Dataset excerpt

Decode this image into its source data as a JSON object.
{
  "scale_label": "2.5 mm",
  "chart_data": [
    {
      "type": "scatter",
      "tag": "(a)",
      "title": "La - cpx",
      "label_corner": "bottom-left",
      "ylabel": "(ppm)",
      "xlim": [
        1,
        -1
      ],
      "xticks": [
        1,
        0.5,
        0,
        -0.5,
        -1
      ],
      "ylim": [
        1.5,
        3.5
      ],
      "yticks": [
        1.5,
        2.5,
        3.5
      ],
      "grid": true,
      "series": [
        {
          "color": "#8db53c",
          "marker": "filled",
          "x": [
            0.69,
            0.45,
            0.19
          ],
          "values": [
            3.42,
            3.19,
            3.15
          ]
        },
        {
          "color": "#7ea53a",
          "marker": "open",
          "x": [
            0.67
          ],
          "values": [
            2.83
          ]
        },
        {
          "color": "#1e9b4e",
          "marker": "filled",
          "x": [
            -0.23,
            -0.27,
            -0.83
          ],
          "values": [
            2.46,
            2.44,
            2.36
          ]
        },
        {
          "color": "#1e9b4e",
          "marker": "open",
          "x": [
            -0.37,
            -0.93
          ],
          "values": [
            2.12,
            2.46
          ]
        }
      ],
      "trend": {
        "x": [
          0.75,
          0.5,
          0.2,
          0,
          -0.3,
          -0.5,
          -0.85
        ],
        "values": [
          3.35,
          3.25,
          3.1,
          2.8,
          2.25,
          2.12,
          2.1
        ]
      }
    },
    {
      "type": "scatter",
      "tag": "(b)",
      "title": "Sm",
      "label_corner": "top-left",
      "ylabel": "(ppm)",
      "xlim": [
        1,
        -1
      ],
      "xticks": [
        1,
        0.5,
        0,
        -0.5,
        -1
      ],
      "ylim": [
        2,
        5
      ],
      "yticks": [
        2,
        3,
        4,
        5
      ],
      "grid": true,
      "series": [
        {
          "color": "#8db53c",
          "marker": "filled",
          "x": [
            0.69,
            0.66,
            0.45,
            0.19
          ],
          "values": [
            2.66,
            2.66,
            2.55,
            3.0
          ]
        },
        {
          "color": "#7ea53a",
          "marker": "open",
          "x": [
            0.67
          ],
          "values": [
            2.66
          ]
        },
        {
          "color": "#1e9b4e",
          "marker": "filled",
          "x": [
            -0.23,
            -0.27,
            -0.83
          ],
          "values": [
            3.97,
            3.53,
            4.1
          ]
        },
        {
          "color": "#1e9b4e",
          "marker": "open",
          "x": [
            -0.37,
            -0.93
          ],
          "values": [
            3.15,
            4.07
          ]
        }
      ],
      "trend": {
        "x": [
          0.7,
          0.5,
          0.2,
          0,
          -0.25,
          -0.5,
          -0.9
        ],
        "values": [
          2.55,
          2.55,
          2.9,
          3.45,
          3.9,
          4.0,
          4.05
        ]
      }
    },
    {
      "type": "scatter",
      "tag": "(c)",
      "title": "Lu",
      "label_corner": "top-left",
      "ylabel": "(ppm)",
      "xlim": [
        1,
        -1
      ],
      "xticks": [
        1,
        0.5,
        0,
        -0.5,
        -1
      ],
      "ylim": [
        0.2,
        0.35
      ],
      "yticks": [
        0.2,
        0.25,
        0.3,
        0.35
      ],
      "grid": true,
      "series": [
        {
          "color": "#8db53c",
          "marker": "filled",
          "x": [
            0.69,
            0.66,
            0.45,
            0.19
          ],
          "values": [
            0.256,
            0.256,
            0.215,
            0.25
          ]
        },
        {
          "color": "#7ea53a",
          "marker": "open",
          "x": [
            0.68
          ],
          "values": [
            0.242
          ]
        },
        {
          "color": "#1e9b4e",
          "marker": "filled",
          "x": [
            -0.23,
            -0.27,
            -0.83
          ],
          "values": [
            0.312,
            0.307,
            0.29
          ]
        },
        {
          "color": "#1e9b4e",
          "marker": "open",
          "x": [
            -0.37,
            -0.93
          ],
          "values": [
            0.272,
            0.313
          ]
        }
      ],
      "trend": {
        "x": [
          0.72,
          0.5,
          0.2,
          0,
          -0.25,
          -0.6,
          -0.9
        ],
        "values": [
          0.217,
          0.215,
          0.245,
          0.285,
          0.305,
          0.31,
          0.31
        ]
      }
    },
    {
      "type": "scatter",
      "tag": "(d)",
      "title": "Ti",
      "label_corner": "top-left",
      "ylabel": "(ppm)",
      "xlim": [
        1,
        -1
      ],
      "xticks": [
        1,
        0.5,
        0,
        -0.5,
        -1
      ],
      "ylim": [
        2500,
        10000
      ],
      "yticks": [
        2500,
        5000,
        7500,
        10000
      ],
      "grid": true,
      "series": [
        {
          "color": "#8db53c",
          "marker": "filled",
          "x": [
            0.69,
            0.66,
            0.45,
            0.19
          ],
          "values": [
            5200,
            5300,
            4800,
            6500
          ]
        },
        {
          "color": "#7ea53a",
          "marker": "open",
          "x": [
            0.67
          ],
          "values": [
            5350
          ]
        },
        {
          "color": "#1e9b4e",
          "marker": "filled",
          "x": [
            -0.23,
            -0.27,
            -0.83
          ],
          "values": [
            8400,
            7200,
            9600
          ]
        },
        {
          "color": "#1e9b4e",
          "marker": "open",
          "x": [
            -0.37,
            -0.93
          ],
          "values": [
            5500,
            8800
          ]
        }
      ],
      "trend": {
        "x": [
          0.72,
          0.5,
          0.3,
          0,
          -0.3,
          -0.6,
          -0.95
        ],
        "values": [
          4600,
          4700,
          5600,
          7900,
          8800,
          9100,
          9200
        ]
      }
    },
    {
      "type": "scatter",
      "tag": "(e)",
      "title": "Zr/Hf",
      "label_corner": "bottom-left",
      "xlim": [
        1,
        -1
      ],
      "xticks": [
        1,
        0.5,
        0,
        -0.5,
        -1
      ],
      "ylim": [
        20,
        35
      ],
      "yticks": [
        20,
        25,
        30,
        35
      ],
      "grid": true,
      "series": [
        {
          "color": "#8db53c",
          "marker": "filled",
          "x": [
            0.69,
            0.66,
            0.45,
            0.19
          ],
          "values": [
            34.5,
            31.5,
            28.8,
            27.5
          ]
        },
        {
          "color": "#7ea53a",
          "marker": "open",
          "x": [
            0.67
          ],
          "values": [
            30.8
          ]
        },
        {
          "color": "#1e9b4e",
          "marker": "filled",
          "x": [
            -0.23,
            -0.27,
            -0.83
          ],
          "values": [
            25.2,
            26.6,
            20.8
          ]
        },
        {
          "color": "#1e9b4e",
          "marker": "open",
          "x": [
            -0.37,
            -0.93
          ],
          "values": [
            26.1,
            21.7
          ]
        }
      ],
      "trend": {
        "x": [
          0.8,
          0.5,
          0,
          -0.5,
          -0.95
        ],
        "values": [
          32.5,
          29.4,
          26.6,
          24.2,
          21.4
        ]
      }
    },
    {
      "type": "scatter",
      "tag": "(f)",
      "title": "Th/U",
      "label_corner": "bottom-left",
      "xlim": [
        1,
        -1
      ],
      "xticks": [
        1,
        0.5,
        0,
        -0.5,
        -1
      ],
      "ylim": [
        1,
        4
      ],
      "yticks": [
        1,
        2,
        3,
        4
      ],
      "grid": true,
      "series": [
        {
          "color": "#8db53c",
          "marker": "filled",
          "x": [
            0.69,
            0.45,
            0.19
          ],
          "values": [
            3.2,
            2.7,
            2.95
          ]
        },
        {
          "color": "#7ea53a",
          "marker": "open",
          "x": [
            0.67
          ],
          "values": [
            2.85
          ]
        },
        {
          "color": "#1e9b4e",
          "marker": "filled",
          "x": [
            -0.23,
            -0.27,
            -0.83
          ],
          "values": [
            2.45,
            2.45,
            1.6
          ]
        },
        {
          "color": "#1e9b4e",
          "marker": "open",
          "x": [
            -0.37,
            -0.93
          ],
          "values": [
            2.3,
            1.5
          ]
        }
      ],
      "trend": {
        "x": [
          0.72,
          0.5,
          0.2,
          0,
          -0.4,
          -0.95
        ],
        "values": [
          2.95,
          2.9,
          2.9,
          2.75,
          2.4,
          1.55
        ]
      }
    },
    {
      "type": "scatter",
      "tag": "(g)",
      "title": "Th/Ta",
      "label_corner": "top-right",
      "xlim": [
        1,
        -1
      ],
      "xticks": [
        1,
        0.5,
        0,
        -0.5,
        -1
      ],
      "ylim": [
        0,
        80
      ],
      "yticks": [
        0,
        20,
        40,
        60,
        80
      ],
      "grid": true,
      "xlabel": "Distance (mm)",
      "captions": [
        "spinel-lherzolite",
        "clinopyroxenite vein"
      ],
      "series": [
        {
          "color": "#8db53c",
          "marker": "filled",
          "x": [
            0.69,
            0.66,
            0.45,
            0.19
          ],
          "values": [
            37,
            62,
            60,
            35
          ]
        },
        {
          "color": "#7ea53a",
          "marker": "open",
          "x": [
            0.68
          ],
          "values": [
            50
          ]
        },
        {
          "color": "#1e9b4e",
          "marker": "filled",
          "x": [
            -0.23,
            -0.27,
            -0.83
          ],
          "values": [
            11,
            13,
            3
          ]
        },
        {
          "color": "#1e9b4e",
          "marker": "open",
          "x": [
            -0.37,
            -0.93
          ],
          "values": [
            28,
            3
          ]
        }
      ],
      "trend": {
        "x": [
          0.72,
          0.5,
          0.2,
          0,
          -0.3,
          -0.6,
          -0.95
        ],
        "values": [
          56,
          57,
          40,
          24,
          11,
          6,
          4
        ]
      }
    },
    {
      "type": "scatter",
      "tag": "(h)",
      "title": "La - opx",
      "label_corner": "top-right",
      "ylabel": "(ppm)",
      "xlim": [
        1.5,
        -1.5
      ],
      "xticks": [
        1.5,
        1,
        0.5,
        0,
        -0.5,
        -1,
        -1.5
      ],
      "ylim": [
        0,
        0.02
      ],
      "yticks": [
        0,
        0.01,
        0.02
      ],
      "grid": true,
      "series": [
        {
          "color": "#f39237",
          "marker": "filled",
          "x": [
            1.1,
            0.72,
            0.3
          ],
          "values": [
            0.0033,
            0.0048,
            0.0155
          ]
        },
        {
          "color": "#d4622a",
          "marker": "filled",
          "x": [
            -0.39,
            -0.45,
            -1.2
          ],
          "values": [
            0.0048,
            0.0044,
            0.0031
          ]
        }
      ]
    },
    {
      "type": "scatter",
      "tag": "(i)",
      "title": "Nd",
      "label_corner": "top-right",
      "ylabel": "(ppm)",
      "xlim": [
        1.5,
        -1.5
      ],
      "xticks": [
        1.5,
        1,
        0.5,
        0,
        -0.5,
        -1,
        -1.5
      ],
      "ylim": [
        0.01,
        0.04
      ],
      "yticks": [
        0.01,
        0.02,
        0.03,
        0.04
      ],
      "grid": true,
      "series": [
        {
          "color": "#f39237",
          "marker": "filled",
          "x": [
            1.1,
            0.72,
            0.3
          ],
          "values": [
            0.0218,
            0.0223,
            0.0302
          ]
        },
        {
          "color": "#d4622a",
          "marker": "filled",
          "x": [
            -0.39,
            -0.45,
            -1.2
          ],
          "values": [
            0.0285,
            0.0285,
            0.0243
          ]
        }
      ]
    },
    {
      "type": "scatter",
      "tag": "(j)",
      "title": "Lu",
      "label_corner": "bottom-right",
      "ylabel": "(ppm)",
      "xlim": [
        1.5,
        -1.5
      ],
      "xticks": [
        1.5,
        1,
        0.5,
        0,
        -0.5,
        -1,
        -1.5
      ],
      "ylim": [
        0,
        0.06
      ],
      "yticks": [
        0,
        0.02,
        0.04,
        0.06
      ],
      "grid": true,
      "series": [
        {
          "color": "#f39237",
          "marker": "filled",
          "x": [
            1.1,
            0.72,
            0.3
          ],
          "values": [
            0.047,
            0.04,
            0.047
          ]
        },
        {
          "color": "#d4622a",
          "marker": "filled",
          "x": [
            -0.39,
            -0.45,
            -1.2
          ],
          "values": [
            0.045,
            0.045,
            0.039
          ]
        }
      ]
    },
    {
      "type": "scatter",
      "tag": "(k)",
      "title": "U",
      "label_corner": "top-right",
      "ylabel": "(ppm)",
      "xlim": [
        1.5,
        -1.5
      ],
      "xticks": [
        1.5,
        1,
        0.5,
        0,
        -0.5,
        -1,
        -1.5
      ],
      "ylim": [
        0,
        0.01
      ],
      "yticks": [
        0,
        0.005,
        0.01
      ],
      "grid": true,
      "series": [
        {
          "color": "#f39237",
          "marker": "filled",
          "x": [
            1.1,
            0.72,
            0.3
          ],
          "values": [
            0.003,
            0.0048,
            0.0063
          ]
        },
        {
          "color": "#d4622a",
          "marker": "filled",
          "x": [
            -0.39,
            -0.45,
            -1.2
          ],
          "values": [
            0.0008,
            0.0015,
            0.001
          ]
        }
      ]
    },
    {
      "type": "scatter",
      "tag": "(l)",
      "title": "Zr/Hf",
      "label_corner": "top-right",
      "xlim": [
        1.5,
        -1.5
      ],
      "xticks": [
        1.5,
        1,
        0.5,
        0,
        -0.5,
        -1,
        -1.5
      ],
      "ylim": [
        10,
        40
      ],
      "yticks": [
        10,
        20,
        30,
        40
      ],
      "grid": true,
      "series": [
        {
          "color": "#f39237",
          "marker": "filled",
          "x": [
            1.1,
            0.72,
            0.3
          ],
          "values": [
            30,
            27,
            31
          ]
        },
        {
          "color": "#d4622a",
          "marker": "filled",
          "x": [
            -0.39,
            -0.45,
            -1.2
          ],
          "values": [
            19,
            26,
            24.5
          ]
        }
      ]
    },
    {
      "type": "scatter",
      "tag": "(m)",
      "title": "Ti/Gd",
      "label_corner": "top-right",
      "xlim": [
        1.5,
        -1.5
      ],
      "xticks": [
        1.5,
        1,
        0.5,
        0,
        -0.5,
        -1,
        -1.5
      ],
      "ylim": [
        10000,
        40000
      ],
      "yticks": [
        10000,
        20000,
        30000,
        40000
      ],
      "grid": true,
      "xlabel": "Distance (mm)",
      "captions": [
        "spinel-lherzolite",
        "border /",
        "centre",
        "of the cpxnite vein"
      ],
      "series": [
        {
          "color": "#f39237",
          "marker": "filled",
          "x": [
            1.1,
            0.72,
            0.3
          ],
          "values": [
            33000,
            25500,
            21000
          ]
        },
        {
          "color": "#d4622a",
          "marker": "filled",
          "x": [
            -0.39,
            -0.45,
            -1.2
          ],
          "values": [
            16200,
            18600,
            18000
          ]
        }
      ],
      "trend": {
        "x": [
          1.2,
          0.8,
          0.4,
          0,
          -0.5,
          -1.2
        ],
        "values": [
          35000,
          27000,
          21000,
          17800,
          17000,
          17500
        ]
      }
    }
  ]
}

WORK INSTRUCTIONS: Pick out each line in the material containing "vein".

TASK SOLUTION:
        "clinopyroxenite vein"
        "of the cpxnite vein"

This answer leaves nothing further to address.